··· Supplied records

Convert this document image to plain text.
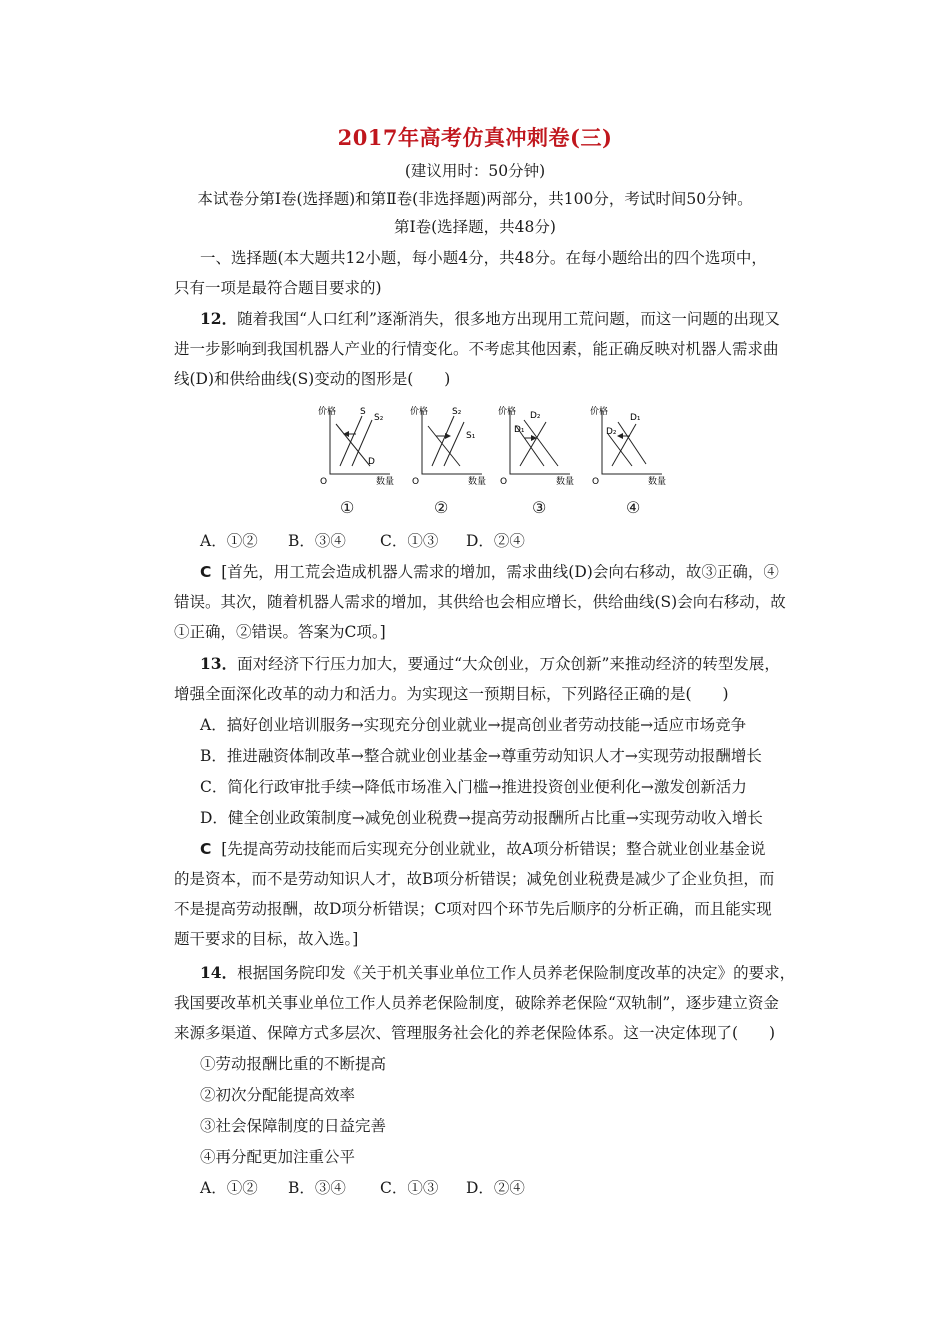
2017年高考仿真冲刺卷(三)
(建议用时：50分钟)
本试卷分第Ⅰ卷(选择题)和第Ⅱ卷(非选择题)两部分，共100分，考试时间50分钟。
第Ⅰ卷(选择题，共48分)
一、选择题(本大题共12小题，每小题4分，共48分。在每小题给出的四个选项中，
只有一项是最符合题目要求的)
12．随着我国“人口红利”逐渐消失，很多地方出现用工荒问题，而这一问题的出现又
进一步影响到我国机器人产业的行情变化。不考虑其他因素，能正确反映对机器人需求曲
线(D)和供给曲线(S)变动的图形是(　　)
价格	S
S₂
D
O	数量
价格	S₂
S₁
O	数量
价格 D₂
D₁
O	数量
价格
D₁
D₂
O	数量
①	②	③	④
A．①② B．③④ C．①③ D．②④
C [首先，用工荒会造成机器人需求的增加，需求曲线(D)会向右移动，故③正确，④
错误。其次，随着机器人需求的增加，其供给也会相应增长，供给曲线(S)会向右移动，故
①正确，②错误。答案为C项。]
13．面对经济下行压力加大，要通过“大众创业，万众创新”来推动经济的转型发展，
增强全面深化改革的动力和活力。为实现这一预期目标，下列路径正确的是(　　)
A．搞好创业培训服务→实现充分创业就业→提高创业者劳动技能→适应市场竞争
B．推进融资体制改革→整合就业创业基金→尊重劳动知识人才→实现劳动报酬增长
C．简化行政审批手续→降低市场准入门槛→推进投资创业便利化→激发创新活力
D．健全创业政策制度→减免创业税费→提高劳动报酬所占比重→实现劳动收入增长
C [先提高劳动技能而后实现充分创业就业，故A项分析错误；整合就业创业基金说
的是资本，而不是劳动知识人才，故B项分析错误；减免创业税费是减少了企业负担，而
不是提高劳动报酬，故D项分析错误；C项对四个环节先后顺序的分析正确，而且能实现
题干要求的目标，故入选。]
14．根据国务院印发《关于机关事业单位工作人员养老保险制度改革的决定》的要求，
我国要改革机关事业单位工作人员养老保险制度，破除养老保险“双轨制”，逐步建立资金
来源多渠道、保障方式多层次、管理服务社会化的养老保险体系。这一决定体现了(　　)
①劳动报酬比重的不断提高
②初次分配能提高效率
③社会保障制度的日益完善
④再分配更加注重公平
A．①② B．③④ C．①③ D．②④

······

• _The problem_: Your task is to transcribe all of the records precisely, with no images included.

• _Finished exercise_:
Convert this document image to plain text.
2017年高考仿真冲刺卷(三)
(建议用时：50分钟)
本试卷分第Ⅰ卷(选择题)和第Ⅱ卷(非选择题)两部分，共100分，考试时间50分钟。
第Ⅰ卷(选择题，共48分)
一、选择题(本大题共12小题，每小题4分，共48分。在每小题给出的四个选项中，
只有一项是最符合题目要求的)
12．随着我国“人口红利”逐渐消失，很多地方出现用工荒问题，而这一问题的出现又
进一步影响到我国机器人产业的行情变化。不考虑其他因素，能正确反映对机器人需求曲
线(D)和供给曲线(S)变动的图形是(　　)
价格	S
S₂
D
O	数量
价格	S₂
S₁
O	数量
价格 D₂
D₁
O	数量
价格
D₁
D₂
O	数量
①	②	③	④
A．①② B．③④ C．①③ D．②④
C [首先，用工荒会造成机器人需求的增加，需求曲线(D)会向右移动，故③正确，④
错误。其次，随着机器人需求的增加，其供给也会相应增长，供给曲线(S)会向右移动，故
①正确，②错误。答案为C项。]
13．面对经济下行压力加大，要通过“大众创业，万众创新”来推动经济的转型发展，
增强全面深化改革的动力和活力。为实现这一预期目标，下列路径正确的是(　　)
A．搞好创业培训服务→实现充分创业就业→提高创业者劳动技能→适应市场竞争
B．推进融资体制改革→整合就业创业基金→尊重劳动知识人才→实现劳动报酬增长
C．简化行政审批手续→降低市场准入门槛→推进投资创业便利化→激发创新活力
D．健全创业政策制度→减免创业税费→提高劳动报酬所占比重→实现劳动收入增长
C [先提高劳动技能而后实现充分创业就业，故A项分析错误；整合就业创业基金说
的是资本，而不是劳动知识人才，故B项分析错误；减免创业税费是减少了企业负担，而
不是提高劳动报酬，故D项分析错误；C项对四个环节先后顺序的分析正确，而且能实现
题干要求的目标，故入选。]
14．根据国务院印发《关于机关事业单位工作人员养老保险制度改革的决定》的要求，
我国要改革机关事业单位工作人员养老保险制度，破除养老保险“双轨制”，逐步建立资金
来源多渠道、保障方式多层次、管理服务社会化的养老保险体系。这一决定体现了(　　)
①劳动报酬比重的不断提高
②初次分配能提高效率
③社会保障制度的日益完善
④再分配更加注重公平
A．①② B．③④ C．①③ D．②④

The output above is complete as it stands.